**OBJETIVO DE LA TAREA:** Continúa el relato sobre Yoli y su videotienda de Manizales a partir de su última oración.

**FRAGMENTO SELECCIONADO:**

Yoli
¿Cómo era acceder al porno cuando no existía internet y ver mujeres sin ropa resultaba una verdadera hazaña? Esta historia da algunas pistas sobre el asunto.
—¡Ya llegaron estos malparidos! —decía Yoli cuando nos veía pasar la puerta, sentada detrás de una pequeña barra de vidrio y rodeada de cientos de cajas de películas. El lugar era el garaje de una casa de dos pisos que había sido adaptado como tienda de alquiler—. ¡Escojan pues rápido, hijueputas, que no tengo todo el día!
“El viñedo” estaba a una cuadra de mi casa, en el barrio Palermo de Manizales. El recuerdo se ha hecho borroso con el paso de los años, pero todavía puedo ver la figura pequeña y menuda de Yoli, el pelo corto al estilo de un muchacho y la voz estridente con que nos recibía. Su videotienda era la única manera que teníamos de ver películas, que alquilábamos en Betamax —ni siquiera había llegado el VHS— y veíamos en la casa de algún amigo. Por esa época, finales de los ochenta, había salido Devuélveme a mi chica, la cinta de los Hombres G basada en la canción que representó, para mí y para muchos, la banda sonora de nuestra infancia.
No era difícil sacarle la piedra a Yoli, y por eso nos encantaba hacerlo. Cuando acababa cansándose de nosotros —lo que sucedía a los pocos minutos de entrar—, sacaba un machete que tenía escondido detrás del mueble y nos perseguía por toda la cuadra para pegarnos un “planazo”. Había, sin embargo, un rincón de la tienda que solíamos mirar con culpa y deseo juvenil: un par de filas que estaban arriba, en lo más alto, atiborradas de películas pornográficas. Yoli se hacía la de la vista gorda cuando le pasábamos una de esas cajas escondidas entre dos o tres películas más que no teníamos ninguna intención de ver, y nos daba los casetes solo para que nos fuéramos rápido.

**INFORMACIÓN SUMINISTRADA:**
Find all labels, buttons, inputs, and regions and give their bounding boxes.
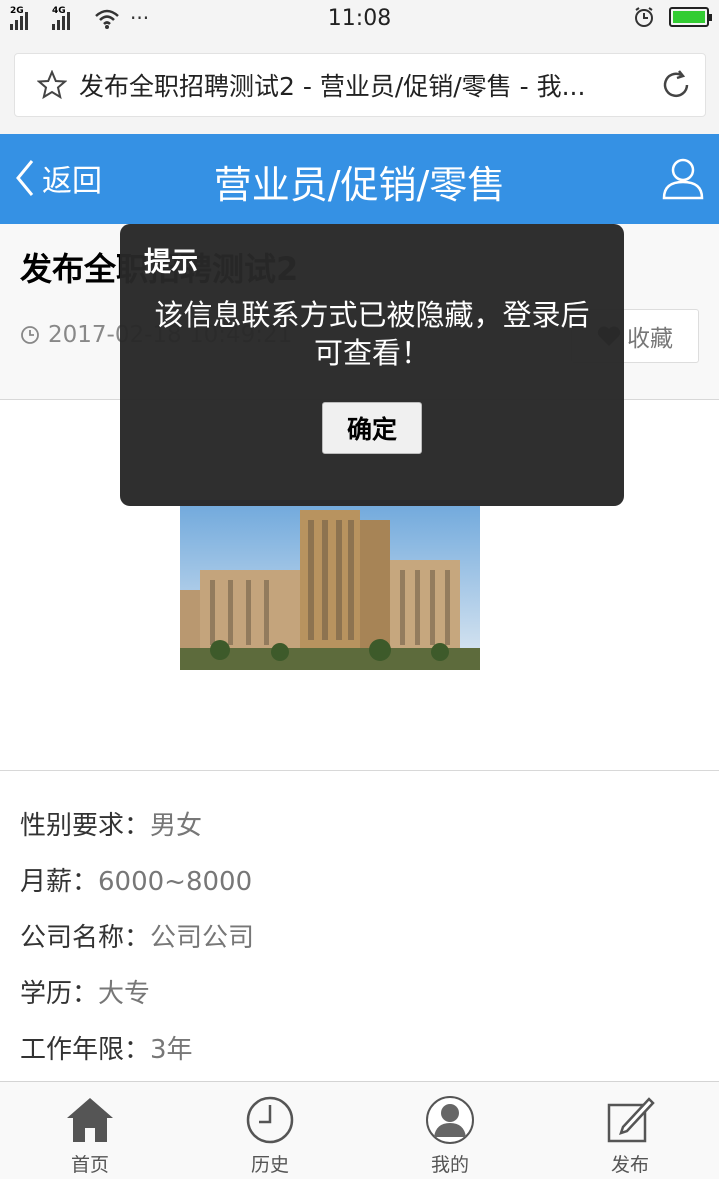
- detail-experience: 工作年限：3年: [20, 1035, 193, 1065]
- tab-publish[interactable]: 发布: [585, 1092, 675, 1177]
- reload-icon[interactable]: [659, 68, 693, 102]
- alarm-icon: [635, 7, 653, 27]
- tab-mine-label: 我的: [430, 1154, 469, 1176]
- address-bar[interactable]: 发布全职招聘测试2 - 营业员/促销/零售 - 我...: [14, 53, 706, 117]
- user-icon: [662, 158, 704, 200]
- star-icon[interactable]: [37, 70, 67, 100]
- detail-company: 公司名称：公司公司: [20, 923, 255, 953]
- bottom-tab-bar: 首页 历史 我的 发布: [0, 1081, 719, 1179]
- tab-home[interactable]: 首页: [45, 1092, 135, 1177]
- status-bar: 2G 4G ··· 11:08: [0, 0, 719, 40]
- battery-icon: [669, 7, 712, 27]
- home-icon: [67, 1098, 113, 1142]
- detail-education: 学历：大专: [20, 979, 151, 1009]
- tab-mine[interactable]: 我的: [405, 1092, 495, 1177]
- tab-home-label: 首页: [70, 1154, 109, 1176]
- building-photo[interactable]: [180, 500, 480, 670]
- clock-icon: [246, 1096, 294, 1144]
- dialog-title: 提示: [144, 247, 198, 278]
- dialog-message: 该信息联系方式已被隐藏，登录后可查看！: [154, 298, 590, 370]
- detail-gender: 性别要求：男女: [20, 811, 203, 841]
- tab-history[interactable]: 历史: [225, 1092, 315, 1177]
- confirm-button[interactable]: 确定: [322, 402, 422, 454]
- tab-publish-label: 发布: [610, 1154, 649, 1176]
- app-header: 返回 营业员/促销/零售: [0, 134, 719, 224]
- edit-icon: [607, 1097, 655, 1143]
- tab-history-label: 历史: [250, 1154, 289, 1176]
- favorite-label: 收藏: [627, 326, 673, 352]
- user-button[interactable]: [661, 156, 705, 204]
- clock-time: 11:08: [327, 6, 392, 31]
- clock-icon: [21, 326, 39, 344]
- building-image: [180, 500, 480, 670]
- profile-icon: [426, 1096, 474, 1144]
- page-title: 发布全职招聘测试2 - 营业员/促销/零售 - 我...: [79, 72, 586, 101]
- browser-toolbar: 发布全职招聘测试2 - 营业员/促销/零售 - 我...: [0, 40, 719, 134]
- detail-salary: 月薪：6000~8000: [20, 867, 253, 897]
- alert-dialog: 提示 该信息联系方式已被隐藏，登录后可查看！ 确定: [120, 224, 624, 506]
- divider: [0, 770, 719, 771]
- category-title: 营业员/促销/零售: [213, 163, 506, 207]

**RESPUESTA ESPERADA:**
Por entonces acceder a la pornografía no era tan fácil como hacer un clic. Y por eso, tal vez, conservaba un poco de mística: el peligro de que a uno lo descubrieran estaba siempre latente; de que el dependiente de turno —en el puestito de revistas que quedaba diagonal a la entrada del Club Manizales, por ejemplo— nos preguntara la edad solo para jodernos el rato, o de que la mamá de alguno encontrara los recortes de revistas que escondíamos con esmero.
Uno de esos días salimos con una película porno bajo el brazo a la casa de un amigo. Habíamos llegado del colegio y nos fuimos disparados a donde Yoli, quien luego de hacerse otra vez la que no había visto nada, nos alquiló dos o tres cintas con la advertencia de que las trajéramos mañana, malparidos. Llegamos a ponerla en el Betamax que tenían en un cuartico de televisión y empezamos a verla maravillados, cuando de pronto el aparato empezó a hacer un sonido extraño, una especie de crujido doloroso que hizo detener la imagen. Apenas lo miramos nos dimos cuenta de que la cinta se había enredado y el Betamax la escupía como una bestia furiosa. En menos de un minuto el piso estaba lleno de cinta café y la película, atascada, se negaba a salir.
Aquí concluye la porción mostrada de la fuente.